Source records
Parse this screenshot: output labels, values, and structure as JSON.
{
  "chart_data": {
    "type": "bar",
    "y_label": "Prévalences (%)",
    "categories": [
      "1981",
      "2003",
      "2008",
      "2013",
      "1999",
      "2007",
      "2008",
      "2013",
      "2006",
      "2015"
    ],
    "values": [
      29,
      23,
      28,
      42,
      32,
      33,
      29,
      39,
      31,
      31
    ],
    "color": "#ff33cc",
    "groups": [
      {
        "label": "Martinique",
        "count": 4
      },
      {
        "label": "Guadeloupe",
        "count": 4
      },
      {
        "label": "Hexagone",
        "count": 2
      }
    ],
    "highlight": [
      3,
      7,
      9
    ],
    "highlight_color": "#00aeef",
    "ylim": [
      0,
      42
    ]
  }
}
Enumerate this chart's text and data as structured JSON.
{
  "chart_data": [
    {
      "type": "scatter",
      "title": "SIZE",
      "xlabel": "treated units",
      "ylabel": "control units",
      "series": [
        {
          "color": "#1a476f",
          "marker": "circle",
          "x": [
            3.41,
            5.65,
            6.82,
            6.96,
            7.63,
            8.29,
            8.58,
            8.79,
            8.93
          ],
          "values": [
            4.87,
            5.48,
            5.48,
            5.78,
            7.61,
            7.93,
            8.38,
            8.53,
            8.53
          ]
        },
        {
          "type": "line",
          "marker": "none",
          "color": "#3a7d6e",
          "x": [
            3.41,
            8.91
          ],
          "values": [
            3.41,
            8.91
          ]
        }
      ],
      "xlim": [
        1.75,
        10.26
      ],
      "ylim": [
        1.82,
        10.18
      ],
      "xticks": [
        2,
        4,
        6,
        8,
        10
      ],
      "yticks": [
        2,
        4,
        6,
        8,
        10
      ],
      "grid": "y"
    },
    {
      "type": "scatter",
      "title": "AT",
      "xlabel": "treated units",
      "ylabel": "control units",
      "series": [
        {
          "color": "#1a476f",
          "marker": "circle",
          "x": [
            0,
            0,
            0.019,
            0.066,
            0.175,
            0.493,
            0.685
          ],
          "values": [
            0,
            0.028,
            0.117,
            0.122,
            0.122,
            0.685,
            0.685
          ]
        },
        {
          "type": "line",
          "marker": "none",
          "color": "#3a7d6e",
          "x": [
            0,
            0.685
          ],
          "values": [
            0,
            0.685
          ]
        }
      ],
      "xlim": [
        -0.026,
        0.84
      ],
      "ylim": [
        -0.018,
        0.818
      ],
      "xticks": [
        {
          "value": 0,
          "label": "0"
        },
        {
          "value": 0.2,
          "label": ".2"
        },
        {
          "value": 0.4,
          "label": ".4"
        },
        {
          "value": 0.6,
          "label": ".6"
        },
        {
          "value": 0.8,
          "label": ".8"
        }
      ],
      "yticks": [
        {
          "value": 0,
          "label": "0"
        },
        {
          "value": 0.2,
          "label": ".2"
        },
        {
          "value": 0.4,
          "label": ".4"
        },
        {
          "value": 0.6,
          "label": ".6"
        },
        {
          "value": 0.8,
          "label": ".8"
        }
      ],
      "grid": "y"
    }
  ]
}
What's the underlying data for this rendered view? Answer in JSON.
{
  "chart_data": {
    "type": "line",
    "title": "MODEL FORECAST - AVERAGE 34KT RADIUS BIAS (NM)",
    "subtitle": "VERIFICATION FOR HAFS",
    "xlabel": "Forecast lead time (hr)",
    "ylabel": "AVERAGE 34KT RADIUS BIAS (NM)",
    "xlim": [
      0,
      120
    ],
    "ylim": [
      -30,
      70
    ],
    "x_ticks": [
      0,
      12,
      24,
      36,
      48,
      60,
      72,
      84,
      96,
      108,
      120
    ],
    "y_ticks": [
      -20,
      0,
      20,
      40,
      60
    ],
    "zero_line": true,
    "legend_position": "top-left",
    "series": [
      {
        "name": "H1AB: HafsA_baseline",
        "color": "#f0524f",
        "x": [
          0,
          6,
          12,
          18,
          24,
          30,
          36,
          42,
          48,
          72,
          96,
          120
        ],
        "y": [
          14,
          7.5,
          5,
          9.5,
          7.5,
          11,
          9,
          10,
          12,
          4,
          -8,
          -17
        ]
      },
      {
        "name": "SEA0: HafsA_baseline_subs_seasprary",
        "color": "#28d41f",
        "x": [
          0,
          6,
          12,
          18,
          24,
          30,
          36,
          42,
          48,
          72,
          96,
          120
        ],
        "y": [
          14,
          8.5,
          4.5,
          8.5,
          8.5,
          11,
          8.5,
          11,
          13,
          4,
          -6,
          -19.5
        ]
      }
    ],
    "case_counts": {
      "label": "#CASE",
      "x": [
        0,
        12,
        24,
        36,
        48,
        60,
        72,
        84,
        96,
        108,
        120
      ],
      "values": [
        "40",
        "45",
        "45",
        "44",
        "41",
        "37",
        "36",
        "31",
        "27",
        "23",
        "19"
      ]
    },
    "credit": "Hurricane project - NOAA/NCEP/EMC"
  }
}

## DIRECTIONS FOR THIS TASK
Transcribe every line of the data, exactly as it stands.

## SOLUTION BELOW
Parse this screenshot: output labels, values, and structure as JSON.
{
  "chart_data": {
    "type": "bar",
    "y_label": "Prévalences (%)",
    "categories": [
      "1981",
      "2003",
      "2008",
      "2013",
      "1999",
      "2007",
      "2008",
      "2013",
      "2006",
      "2015"
    ],
    "values": [
      29,
      23,
      28,
      42,
      32,
      33,
      29,
      39,
      31,
      31
    ],
    "color": "#ff33cc",
    "groups": [
      {
        "label": "Martinique",
        "count": 4
      },
      {
        "label": "Guadeloupe",
        "count": 4
      },
      {
        "label": "Hexagone",
        "count": 2
      }
    ],
    "highlight": [
      3,
      7,
      9
    ],
    "highlight_color": "#00aeef",
    "ylim": [
      0,
      42
    ]
  }
}
Enumerate this chart's text and data as structured JSON.
{
  "chart_data": [
    {
      "type": "scatter",
      "title": "SIZE",
      "xlabel": "treated units",
      "ylabel": "control units",
      "series": [
        {
          "color": "#1a476f",
          "marker": "circle",
          "x": [
            3.41,
            5.65,
            6.82,
            6.96,
            7.63,
            8.29,
            8.58,
            8.79,
            8.93
          ],
          "values": [
            4.87,
            5.48,
            5.48,
            5.78,
            7.61,
            7.93,
            8.38,
            8.53,
            8.53
          ]
        },
        {
          "type": "line",
          "marker": "none",
          "color": "#3a7d6e",
          "x": [
            3.41,
            8.91
          ],
          "values": [
            3.41,
            8.91
          ]
        }
      ],
      "xlim": [
        1.75,
        10.26
      ],
      "ylim": [
        1.82,
        10.18
      ],
      "xticks": [
        2,
        4,
        6,
        8,
        10
      ],
      "yticks": [
        2,
        4,
        6,
        8,
        10
      ],
      "grid": "y"
    },
    {
      "type": "scatter",
      "title": "AT",
      "xlabel": "treated units",
      "ylabel": "control units",
      "series": [
        {
          "color": "#1a476f",
          "marker": "circle",
          "x": [
            0,
            0,
            0.019,
            0.066,
            0.175,
            0.493,
            0.685
          ],
          "values": [
            0,
            0.028,
            0.117,
            0.122,
            0.122,
            0.685,
            0.685
          ]
        },
        {
          "type": "line",
          "marker": "none",
          "color": "#3a7d6e",
          "x": [
            0,
            0.685
          ],
          "values": [
            0,
            0.685
          ]
        }
      ],
      "xlim": [
        -0.026,
        0.84
      ],
      "ylim": [
        -0.018,
        0.818
      ],
      "xticks": [
        {
          "value": 0,
          "label": "0"
        },
        {
          "value": 0.2,
          "label": ".2"
        },
        {
          "value": 0.4,
          "label": ".4"
        },
        {
          "value": 0.6,
          "label": ".6"
        },
        {
          "value": 0.8,
          "label": ".8"
        }
      ],
      "yticks": [
        {
          "value": 0,
          "label": "0"
        },
        {
          "value": 0.2,
          "label": ".2"
        },
        {
          "value": 0.4,
          "label": ".4"
        },
        {
          "value": 0.6,
          "label": ".6"
        },
        {
          "value": 0.8,
          "label": ".8"
        }
      ],
      "grid": "y"
    }
  ]
}
What's the underlying data for this rendered view? Answer in JSON.
{
  "chart_data": {
    "type": "line",
    "title": "MODEL FORECAST - AVERAGE 34KT RADIUS BIAS (NM)",
    "subtitle": "VERIFICATION FOR HAFS",
    "xlabel": "Forecast lead time (hr)",
    "ylabel": "AVERAGE 34KT RADIUS BIAS (NM)",
    "xlim": [
      0,
      120
    ],
    "ylim": [
      -30,
      70
    ],
    "x_ticks": [
      0,
      12,
      24,
      36,
      48,
      60,
      72,
      84,
      96,
      108,
      120
    ],
    "y_ticks": [
      -20,
      0,
      20,
      40,
      60
    ],
    "zero_line": true,
    "legend_position": "top-left",
    "series": [
      {
        "name": "H1AB: HafsA_baseline",
        "color": "#f0524f",
        "x": [
          0,
          6,
          12,
          18,
          24,
          30,
          36,
          42,
          48,
          72,
          96,
          120
        ],
        "y": [
          14,
          7.5,
          5,
          9.5,
          7.5,
          11,
          9,
          10,
          12,
          4,
          -8,
          -17
        ]
      },
      {
        "name": "SEA0: HafsA_baseline_subs_seasprary",
        "color": "#28d41f",
        "x": [
          0,
          6,
          12,
          18,
          24,
          30,
          36,
          42,
          48,
          72,
          96,
          120
        ],
        "y": [
          14,
          8.5,
          4.5,
          8.5,
          8.5,
          11,
          8.5,
          11,
          13,
          4,
          -6,
          -19.5
        ]
      }
    ],
    "case_counts": {
      "label": "#CASE",
      "x": [
        0,
        12,
        24,
        36,
        48,
        60,
        72,
        84,
        96,
        108,
        120
      ],
      "values": [
        "40",
        "45",
        "45",
        "44",
        "41",
        "37",
        "36",
        "31",
        "27",
        "23",
        "19"
      ]
    },
    "credit": "Hurricane project - NOAA/NCEP/EMC"
  }
}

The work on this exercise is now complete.